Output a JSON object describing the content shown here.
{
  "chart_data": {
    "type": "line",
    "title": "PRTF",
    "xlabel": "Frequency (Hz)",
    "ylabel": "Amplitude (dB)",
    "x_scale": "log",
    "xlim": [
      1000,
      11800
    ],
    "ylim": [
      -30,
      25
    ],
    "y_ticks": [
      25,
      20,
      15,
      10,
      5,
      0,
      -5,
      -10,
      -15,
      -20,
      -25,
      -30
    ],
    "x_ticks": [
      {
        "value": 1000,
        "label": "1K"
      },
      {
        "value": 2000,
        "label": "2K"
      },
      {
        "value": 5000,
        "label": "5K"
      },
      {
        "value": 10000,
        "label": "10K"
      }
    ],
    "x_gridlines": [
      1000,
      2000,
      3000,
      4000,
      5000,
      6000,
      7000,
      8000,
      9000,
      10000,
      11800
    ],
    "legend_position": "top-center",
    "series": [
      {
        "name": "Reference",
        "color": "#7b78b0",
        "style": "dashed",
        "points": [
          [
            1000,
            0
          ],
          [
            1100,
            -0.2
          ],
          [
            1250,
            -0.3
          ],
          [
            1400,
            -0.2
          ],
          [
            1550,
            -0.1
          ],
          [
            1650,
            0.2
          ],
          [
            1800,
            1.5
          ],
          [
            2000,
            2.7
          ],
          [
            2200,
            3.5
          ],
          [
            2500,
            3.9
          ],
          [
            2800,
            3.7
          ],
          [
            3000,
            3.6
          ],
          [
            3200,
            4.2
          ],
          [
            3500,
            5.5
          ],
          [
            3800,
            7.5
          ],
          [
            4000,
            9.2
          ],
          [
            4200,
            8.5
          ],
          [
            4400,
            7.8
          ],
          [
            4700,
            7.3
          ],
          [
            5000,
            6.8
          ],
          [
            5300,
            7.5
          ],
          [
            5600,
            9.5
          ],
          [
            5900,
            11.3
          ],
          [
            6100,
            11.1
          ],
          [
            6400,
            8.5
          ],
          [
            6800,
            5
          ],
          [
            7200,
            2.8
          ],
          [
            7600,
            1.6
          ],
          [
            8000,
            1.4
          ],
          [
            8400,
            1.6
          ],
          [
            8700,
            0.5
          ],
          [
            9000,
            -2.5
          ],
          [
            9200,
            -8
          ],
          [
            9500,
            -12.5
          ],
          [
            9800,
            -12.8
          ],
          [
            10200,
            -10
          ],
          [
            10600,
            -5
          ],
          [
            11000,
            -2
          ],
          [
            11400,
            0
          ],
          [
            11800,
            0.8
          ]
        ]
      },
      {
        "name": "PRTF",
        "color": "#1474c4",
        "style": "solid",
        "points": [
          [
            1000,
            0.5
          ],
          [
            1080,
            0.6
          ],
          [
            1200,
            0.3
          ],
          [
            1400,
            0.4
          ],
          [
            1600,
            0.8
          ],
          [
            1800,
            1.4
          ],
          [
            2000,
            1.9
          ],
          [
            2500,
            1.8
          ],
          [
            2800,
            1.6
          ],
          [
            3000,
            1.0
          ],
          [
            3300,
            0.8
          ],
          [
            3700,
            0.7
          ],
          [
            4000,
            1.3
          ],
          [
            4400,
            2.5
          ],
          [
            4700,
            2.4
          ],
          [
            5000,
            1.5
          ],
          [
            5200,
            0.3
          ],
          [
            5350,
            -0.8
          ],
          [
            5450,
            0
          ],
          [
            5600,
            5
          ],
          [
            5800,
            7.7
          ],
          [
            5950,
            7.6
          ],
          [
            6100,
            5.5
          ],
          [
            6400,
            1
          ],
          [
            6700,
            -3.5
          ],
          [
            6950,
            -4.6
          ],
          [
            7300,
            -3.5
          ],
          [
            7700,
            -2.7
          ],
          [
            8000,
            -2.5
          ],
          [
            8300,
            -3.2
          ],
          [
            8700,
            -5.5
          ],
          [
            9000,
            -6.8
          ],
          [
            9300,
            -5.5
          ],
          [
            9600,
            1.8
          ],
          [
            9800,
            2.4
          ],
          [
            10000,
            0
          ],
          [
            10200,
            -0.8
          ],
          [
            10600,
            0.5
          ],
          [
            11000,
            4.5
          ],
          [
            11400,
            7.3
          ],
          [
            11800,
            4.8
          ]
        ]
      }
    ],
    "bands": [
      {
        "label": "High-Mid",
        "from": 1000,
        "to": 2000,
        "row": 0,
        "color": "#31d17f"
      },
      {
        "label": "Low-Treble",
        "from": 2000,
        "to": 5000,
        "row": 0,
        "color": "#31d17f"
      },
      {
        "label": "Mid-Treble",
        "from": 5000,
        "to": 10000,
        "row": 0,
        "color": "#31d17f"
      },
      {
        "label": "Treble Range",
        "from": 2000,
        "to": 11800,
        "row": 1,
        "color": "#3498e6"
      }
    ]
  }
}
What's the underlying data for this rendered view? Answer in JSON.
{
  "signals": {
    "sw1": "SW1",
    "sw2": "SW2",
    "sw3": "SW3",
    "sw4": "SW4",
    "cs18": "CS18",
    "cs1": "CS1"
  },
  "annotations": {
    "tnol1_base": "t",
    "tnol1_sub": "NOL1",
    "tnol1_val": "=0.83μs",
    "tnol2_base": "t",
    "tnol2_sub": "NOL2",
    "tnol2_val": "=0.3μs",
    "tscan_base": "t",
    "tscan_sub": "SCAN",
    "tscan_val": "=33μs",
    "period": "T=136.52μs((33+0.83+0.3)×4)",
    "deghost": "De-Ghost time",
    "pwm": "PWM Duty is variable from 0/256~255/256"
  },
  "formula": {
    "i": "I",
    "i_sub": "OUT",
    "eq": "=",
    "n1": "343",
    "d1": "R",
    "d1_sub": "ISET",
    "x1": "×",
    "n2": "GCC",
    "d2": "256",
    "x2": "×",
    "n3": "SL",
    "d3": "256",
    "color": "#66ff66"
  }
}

▶ _AIM_:
Each line in the data that holds the string "from" should be found and copied.

▶ _SOLVED EXERCISE_:
        "from": 1000,
        "from": 2000,
        "from": 5000,
        "from": 2000,
    "pwm": "PWM Duty is variable from 0/256~255/256"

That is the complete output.